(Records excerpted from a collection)
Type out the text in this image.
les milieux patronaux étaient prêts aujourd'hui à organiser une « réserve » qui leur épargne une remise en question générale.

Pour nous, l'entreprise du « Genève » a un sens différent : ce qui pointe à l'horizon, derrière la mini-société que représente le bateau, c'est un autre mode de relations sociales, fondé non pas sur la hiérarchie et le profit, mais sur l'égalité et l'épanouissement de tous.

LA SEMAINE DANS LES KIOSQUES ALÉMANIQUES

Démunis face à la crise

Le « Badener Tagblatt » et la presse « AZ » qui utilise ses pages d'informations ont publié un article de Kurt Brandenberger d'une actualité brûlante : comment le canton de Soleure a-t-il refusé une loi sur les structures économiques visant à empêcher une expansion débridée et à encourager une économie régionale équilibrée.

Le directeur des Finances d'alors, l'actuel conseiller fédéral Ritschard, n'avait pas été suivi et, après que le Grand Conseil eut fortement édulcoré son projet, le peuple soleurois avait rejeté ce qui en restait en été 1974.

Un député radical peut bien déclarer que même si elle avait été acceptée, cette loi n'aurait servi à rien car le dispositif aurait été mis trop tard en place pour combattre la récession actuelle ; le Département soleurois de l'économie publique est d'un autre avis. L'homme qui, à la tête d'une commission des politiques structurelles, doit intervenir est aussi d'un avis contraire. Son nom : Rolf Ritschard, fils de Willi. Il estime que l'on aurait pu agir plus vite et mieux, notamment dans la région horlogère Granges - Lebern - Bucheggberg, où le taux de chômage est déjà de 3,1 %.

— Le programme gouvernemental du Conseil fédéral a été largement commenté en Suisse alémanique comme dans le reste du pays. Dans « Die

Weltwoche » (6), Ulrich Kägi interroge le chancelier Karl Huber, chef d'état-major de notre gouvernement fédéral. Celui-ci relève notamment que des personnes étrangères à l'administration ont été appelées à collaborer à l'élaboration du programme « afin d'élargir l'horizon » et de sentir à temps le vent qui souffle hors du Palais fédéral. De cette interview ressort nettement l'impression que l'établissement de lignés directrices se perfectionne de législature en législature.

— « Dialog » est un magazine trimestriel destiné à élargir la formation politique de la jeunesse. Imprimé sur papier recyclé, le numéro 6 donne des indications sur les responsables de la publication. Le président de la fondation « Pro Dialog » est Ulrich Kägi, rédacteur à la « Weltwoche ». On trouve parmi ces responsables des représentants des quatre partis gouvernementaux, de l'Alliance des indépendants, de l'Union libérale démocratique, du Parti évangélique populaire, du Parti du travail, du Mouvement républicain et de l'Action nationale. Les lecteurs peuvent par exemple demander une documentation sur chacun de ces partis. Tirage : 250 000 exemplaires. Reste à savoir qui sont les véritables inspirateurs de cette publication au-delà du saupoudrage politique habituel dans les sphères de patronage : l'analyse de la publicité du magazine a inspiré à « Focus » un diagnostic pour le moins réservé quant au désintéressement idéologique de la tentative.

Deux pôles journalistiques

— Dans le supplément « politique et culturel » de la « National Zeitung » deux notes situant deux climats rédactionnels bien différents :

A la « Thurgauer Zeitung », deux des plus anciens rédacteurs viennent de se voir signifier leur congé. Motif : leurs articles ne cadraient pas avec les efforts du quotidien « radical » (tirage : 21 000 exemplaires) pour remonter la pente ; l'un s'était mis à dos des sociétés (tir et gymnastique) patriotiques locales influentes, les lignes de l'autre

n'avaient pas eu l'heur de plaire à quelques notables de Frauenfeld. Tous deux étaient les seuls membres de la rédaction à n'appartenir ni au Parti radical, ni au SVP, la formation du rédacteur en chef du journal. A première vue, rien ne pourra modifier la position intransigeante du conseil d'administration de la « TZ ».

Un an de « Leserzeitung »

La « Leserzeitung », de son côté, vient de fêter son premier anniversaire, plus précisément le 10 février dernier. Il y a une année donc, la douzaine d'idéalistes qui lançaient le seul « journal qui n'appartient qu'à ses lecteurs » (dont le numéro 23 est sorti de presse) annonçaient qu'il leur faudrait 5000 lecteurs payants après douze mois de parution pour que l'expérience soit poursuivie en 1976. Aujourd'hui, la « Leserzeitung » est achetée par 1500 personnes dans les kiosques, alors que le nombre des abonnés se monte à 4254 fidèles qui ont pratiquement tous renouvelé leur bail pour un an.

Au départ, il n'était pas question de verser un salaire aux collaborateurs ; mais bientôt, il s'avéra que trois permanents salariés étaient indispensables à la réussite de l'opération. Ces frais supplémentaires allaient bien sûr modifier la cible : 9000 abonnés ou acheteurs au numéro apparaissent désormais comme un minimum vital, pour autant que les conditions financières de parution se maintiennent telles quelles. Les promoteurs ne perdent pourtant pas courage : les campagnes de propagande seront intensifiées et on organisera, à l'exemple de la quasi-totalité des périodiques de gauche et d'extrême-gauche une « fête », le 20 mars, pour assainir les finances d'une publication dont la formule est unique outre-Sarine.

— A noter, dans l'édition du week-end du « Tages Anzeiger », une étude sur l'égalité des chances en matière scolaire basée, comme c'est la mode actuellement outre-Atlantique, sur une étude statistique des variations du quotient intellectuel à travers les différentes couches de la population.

# Task prompt
Take the lines above and retype all of them exactly.

# Result of the task
Type out the text in this image.
les milieux patronaux étaient prêts aujourd'hui à organiser une « réserve » qui leur épargne une remise en question générale.

Pour nous, l'entreprise du « Genève » a un sens différent : ce qui pointe à l'horizon, derrière la mini-société que représente le bateau, c'est un autre mode de relations sociales, fondé non pas sur la hiérarchie et le profit, mais sur l'égalité et l'épanouissement de tous.

LA SEMAINE DANS LES KIOSQUES ALÉMANIQUES

Démunis face à la crise

Le « Badener Tagblatt » et la presse « AZ » qui utilise ses pages d'informations ont publié un article de Kurt Brandenberger d'une actualité brûlante : comment le canton de Soleure a-t-il refusé une loi sur les structures économiques visant à empêcher une expansion débridée et à encourager une économie régionale équilibrée.

Le directeur des Finances d'alors, l'actuel conseiller fédéral Ritschard, n'avait pas été suivi et, après que le Grand Conseil eut fortement édulcoré son projet, le peuple soleurois avait rejeté ce qui en restait en été 1974.

Un député radical peut bien déclarer que même si elle avait été acceptée, cette loi n'aurait servi à rien car le dispositif aurait été mis trop tard en place pour combattre la récession actuelle ; le Département soleurois de l'économie publique est d'un autre avis. L'homme qui, à la tête d'une commission des politiques structurelles, doit intervenir est aussi d'un avis contraire. Son nom : Rolf Ritschard, fils de Willi. Il estime que l'on aurait pu agir plus vite et mieux, notamment dans la région horlogère Granges - Lebern - Bucheggberg, où le taux de chômage est déjà de 3,1 %.

— Le programme gouvernemental du Conseil fédéral a été largement commenté en Suisse alémanique comme dans le reste du pays. Dans « Die

Weltwoche » (6), Ulrich Kägi interroge le chancelier Karl Huber, chef d'état-major de notre gouvernement fédéral. Celui-ci relève notamment que des personnes étrangères à l'administration ont été appelées à collaborer à l'élaboration du programme « afin d'élargir l'horizon » et de sentir à temps le vent qui souffle hors du Palais fédéral. De cette interview ressort nettement l'impression que l'établissement de lignés directrices se perfectionne de législature en législature.

— « Dialog » est un magazine trimestriel destiné à élargir la formation politique de la jeunesse. Imprimé sur papier recyclé, le numéro 6 donne des indications sur les responsables de la publication. Le président de la fondation « Pro Dialog » est Ulrich Kägi, rédacteur à la « Weltwoche ». On trouve parmi ces responsables des représentants des quatre partis gouvernementaux, de l'Alliance des indépendants, de l'Union libérale démocratique, du Parti évangélique populaire, du Parti du travail, du Mouvement républicain et de l'Action nationale. Les lecteurs peuvent par exemple demander une documentation sur chacun de ces partis. Tirage : 250 000 exemplaires. Reste à savoir qui sont les véritables inspirateurs de cette publication au-delà du saupoudrage politique habituel dans les sphères de patronage : l'analyse de la publicité du magazine a inspiré à « Focus » un diagnostic pour le moins réservé quant au désintéressement idéologique de la tentative.

Deux pôles journalistiques

— Dans le supplément « politique et culturel » de la « National Zeitung » deux notes situant deux climats rédactionnels bien différents :

A la « Thurgauer Zeitung », deux des plus anciens rédacteurs viennent de se voir signifier leur congé. Motif : leurs articles ne cadraient pas avec les efforts du quotidien « radical » (tirage : 21 000 exemplaires) pour remonter la pente ; l'un s'était mis à dos des sociétés (tir et gymnastique) patriotiques locales influentes, les lignes de l'autre

n'avaient pas eu l'heur de plaire à quelques notables de Frauenfeld. Tous deux étaient les seuls membres de la rédaction à n'appartenir ni au Parti radical, ni au SVP, la formation du rédacteur en chef du journal. A première vue, rien ne pourra modifier la position intransigeante du conseil d'administration de la « TZ ».

Un an de « Leserzeitung »

La « Leserzeitung », de son côté, vient de fêter son premier anniversaire, plus précisément le 10 février dernier. Il y a une année donc, la douzaine d'idéalistes qui lançaient le seul « journal qui n'appartient qu'à ses lecteurs » (dont le numéro 23 est sorti de presse) annonçaient qu'il leur faudrait 5000 lecteurs payants après douze mois de parution pour que l'expérience soit poursuivie en 1976. Aujourd'hui, la « Leserzeitung » est achetée par 1500 personnes dans les kiosques, alors que le nombre des abonnés se monte à 4254 fidèles qui ont pratiquement tous renouvelé leur bail pour un an.

Au départ, il n'était pas question de verser un salaire aux collaborateurs ; mais bientôt, il s'avéra que trois permanents salariés étaient indispensables à la réussite de l'opération. Ces frais supplémentaires allaient bien sûr modifier la cible : 9000 abonnés ou acheteurs au numéro apparaissent désormais comme un minimum vital, pour autant que les conditions financières de parution se maintiennent telles quelles. Les promoteurs ne perdent pourtant pas courage : les campagnes de propagande seront intensifiées et on organisera, à l'exemple de la quasi-totalité des périodiques de gauche et d'extrême-gauche une « fête », le 20 mars, pour assainir les finances d'une publication dont la formule est unique outre-Sarine.

— A noter, dans l'édition du week-end du « Tages Anzeiger », une étude sur l'égalité des chances en matière scolaire basée, comme c'est la mode actuellement outre-Atlantique, sur une étude statistique des variations du quotient intellectuel à travers les différentes couches de la population.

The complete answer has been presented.